• What this task involves
Leave out the pictures and transcribe everything else exactly.
:::
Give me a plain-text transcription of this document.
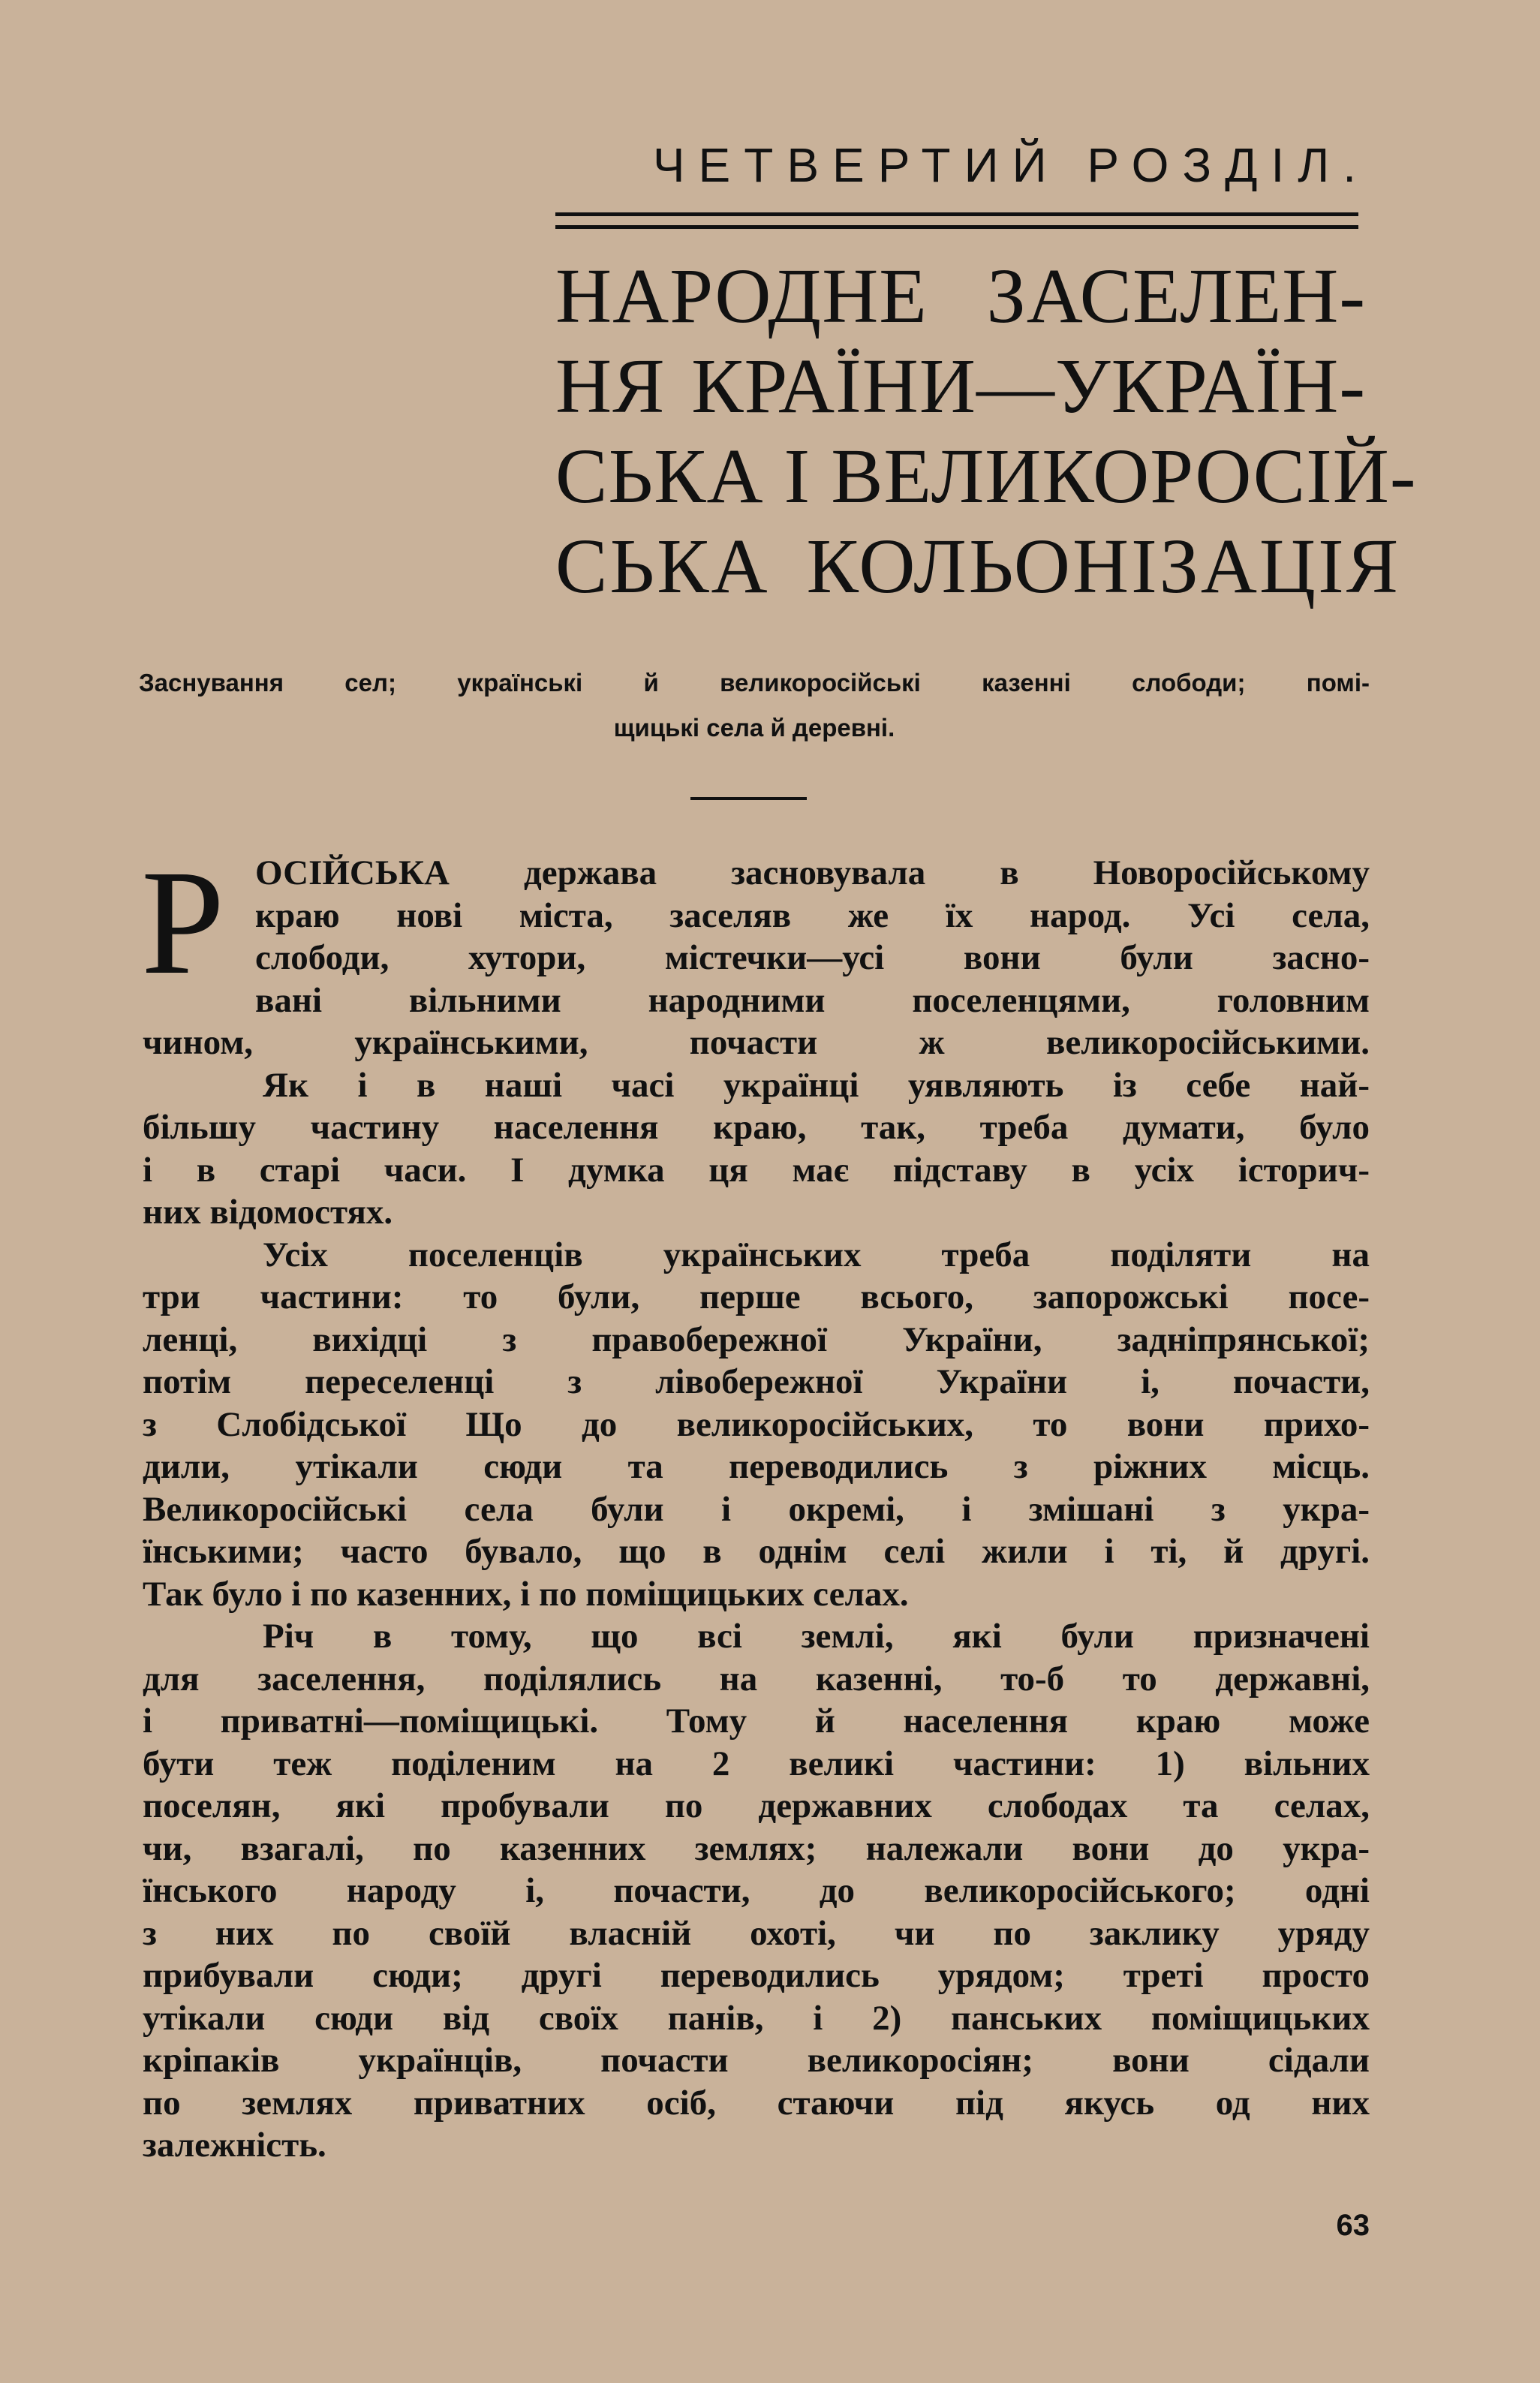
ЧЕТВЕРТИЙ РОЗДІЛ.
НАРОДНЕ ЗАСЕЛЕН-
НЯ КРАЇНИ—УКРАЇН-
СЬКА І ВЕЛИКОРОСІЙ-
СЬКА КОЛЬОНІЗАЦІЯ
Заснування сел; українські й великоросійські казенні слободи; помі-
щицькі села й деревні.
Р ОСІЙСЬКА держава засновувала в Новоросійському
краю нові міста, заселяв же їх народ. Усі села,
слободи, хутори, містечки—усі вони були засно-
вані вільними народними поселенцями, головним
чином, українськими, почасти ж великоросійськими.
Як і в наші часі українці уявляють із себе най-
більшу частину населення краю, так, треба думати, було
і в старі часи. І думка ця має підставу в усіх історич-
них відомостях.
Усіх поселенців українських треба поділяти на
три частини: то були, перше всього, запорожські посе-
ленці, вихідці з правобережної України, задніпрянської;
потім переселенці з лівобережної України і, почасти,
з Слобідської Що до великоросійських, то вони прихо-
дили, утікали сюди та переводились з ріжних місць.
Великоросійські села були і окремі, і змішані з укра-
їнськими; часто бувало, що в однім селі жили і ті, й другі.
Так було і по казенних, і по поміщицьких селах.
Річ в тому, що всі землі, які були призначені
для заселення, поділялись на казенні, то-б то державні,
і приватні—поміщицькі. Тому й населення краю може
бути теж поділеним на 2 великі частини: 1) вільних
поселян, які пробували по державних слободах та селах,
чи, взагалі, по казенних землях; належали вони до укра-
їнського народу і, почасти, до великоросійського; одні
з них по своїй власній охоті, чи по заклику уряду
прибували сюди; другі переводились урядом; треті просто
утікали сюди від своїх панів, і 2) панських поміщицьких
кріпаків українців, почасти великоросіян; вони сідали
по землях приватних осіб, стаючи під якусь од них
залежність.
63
:::
• Response to this exercise
Give me a plain-text transcription of this document.
ЧЕТВЕРТИЙ РОЗДІЛ.
НАРОДНЕ ЗАСЕЛЕН-
НЯ КРАЇНИ—УКРАЇН-
СЬКА І ВЕЛИКОРОСІЙ-
СЬКА КОЛЬОНІЗАЦІЯ
Заснування сел; українські й великоросійські казенні слободи; помі-
щицькі села й деревні.
Р ОСІЙСЬКА держава засновувала в Новоросійському
краю нові міста, заселяв же їх народ. Усі села,
слободи, хутори, містечки—усі вони були засно-
вані вільними народними поселенцями, головним
чином, українськими, почасти ж великоросійськими.
Як і в наші часі українці уявляють із себе най-
більшу частину населення краю, так, треба думати, було
і в старі часи. І думка ця має підставу в усіх історич-
них відомостях.
Усіх поселенців українських треба поділяти на
три частини: то були, перше всього, запорожські посе-
ленці, вихідці з правобережної України, задніпрянської;
потім переселенці з лівобережної України і, почасти,
з Слобідської Що до великоросійських, то вони прихо-
дили, утікали сюди та переводились з ріжних місць.
Великоросійські села були і окремі, і змішані з укра-
їнськими; часто бувало, що в однім селі жили і ті, й другі.
Так було і по казенних, і по поміщицьких селах.
Річ в тому, що всі землі, які були призначені
для заселення, поділялись на казенні, то-б то державні,
і приватні—поміщицькі. Тому й населення краю може
бути теж поділеним на 2 великі частини: 1) вільних
поселян, які пробували по державних слободах та селах,
чи, взагалі, по казенних землях; належали вони до укра-
їнського народу і, почасти, до великоросійського; одні
з них по своїй власній охоті, чи по заклику уряду
прибували сюди; другі переводились урядом; треті просто
утікали сюди від своїх панів, і 2) панських поміщицьких
кріпаків українців, почасти великоросіян; вони сідали
по землях приватних осіб, стаючи під якусь од них
залежність.
63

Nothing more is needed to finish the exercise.